SHORT TASK :: Drop all pictures and repeat exactly the lines from the line holding "Convert this screenshot" through the end of the records.
** BEGIN STORED ROWS **
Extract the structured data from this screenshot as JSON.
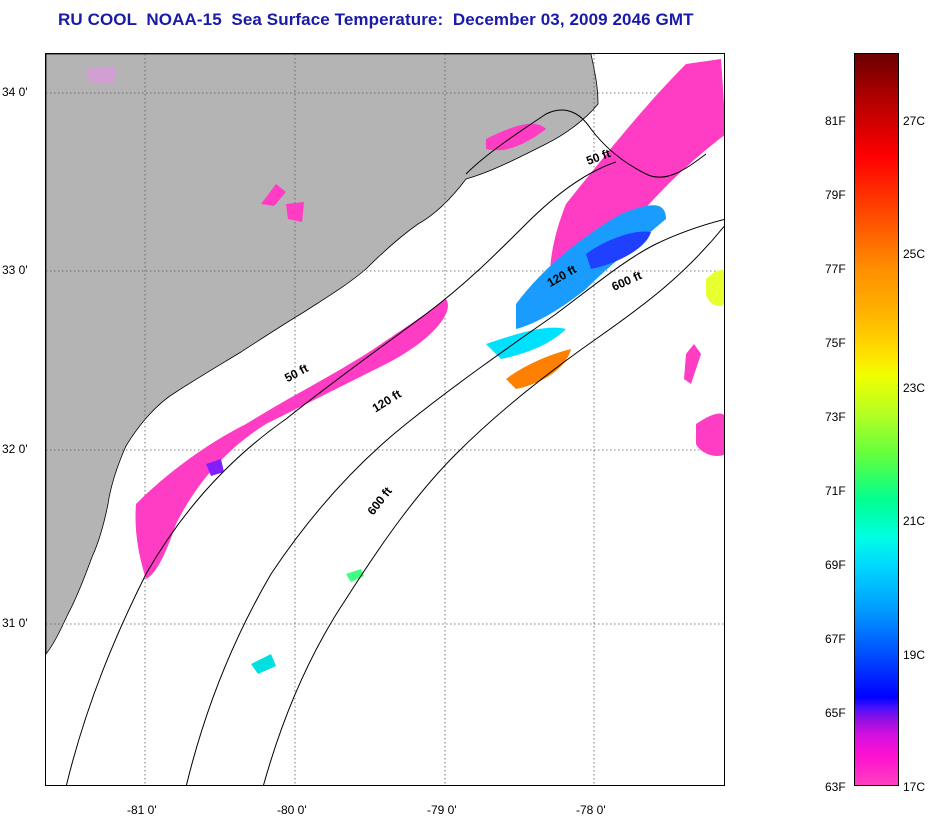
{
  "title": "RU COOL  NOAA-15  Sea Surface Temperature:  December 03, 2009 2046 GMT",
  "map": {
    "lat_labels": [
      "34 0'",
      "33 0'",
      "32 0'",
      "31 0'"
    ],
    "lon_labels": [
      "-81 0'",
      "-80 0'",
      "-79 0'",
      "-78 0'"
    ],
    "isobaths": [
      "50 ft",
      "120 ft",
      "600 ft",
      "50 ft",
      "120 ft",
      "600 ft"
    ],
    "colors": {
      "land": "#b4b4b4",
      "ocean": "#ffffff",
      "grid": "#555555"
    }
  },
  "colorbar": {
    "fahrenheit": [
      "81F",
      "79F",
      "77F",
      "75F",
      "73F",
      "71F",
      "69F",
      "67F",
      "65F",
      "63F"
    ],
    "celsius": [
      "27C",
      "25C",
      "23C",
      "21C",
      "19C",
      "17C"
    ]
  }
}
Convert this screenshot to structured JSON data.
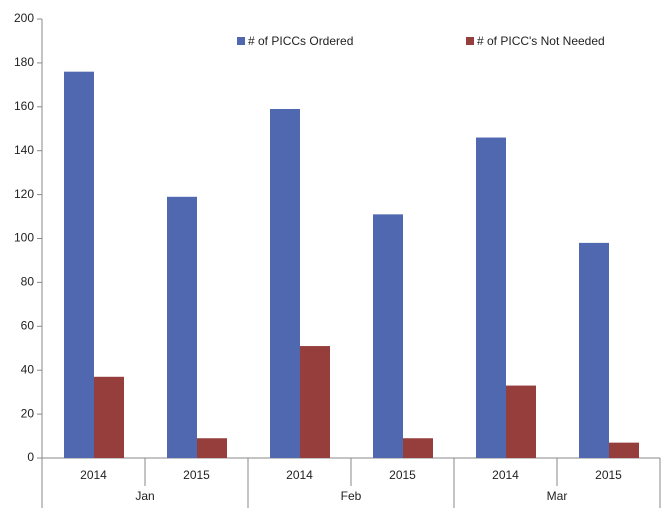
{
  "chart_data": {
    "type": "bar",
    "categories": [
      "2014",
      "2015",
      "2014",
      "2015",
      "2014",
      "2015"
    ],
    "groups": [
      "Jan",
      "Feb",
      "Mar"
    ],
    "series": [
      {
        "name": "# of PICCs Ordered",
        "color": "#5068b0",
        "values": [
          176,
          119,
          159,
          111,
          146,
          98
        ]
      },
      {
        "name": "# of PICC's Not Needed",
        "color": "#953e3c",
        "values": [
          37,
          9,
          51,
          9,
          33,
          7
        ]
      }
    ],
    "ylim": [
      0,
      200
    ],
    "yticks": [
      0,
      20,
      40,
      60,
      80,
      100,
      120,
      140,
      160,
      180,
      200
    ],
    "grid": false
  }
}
** END STORED ROWS **
THE RESULT ::
Convert this screenshot to structured JSON data.
{
  "chart_data": {
    "type": "bar",
    "categories": [
      "2014",
      "2015",
      "2014",
      "2015",
      "2014",
      "2015"
    ],
    "groups": [
      "Jan",
      "Feb",
      "Mar"
    ],
    "series": [
      {
        "name": "# of PICCs Ordered",
        "color": "#5068b0",
        "values": [
          176,
          119,
          159,
          111,
          146,
          98
        ]
      },
      {
        "name": "# of PICC's Not Needed",
        "color": "#953e3c",
        "values": [
          37,
          9,
          51,
          9,
          33,
          7
        ]
      }
    ],
    "ylim": [
      0,
      200
    ],
    "yticks": [
      0,
      20,
      40,
      60,
      80,
      100,
      120,
      140,
      160,
      180,
      200
    ],
    "grid": false
  }
}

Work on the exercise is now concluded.